START

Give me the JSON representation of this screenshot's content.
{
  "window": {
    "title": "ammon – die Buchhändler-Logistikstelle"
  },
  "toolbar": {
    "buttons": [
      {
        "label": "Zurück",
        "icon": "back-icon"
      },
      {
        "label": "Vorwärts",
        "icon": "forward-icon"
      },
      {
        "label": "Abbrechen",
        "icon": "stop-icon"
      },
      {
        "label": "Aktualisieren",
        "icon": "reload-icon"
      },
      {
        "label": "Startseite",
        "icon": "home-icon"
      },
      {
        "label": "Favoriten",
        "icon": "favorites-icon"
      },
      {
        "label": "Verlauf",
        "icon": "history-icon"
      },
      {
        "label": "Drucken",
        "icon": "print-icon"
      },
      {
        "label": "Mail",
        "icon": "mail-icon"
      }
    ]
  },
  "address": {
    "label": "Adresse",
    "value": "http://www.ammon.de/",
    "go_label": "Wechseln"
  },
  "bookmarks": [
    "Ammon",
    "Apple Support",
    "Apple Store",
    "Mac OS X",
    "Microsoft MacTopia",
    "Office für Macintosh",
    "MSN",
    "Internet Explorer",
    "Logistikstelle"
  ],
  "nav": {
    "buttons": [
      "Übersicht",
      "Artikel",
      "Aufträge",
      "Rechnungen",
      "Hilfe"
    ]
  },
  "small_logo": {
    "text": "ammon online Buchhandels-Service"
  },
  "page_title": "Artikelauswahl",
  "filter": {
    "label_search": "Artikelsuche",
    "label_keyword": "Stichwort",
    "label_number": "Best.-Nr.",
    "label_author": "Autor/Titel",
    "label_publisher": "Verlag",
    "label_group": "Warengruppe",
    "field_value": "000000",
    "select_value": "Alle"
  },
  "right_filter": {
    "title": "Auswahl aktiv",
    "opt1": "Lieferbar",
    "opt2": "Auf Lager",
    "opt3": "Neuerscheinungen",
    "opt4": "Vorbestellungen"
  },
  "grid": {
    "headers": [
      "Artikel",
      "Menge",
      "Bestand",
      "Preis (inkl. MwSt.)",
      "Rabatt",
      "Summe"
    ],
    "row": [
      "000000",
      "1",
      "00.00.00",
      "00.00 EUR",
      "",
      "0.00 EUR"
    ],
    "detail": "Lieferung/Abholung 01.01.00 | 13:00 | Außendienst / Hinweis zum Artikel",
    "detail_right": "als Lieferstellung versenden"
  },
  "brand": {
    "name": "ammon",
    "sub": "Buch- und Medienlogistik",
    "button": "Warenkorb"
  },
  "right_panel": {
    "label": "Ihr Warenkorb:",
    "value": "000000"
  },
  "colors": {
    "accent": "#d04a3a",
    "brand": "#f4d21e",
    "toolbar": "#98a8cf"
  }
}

END

• **Problem details**
In the data above, how many lines contain the string "Warenkorb"? Answer with the number only.

• **The response**
2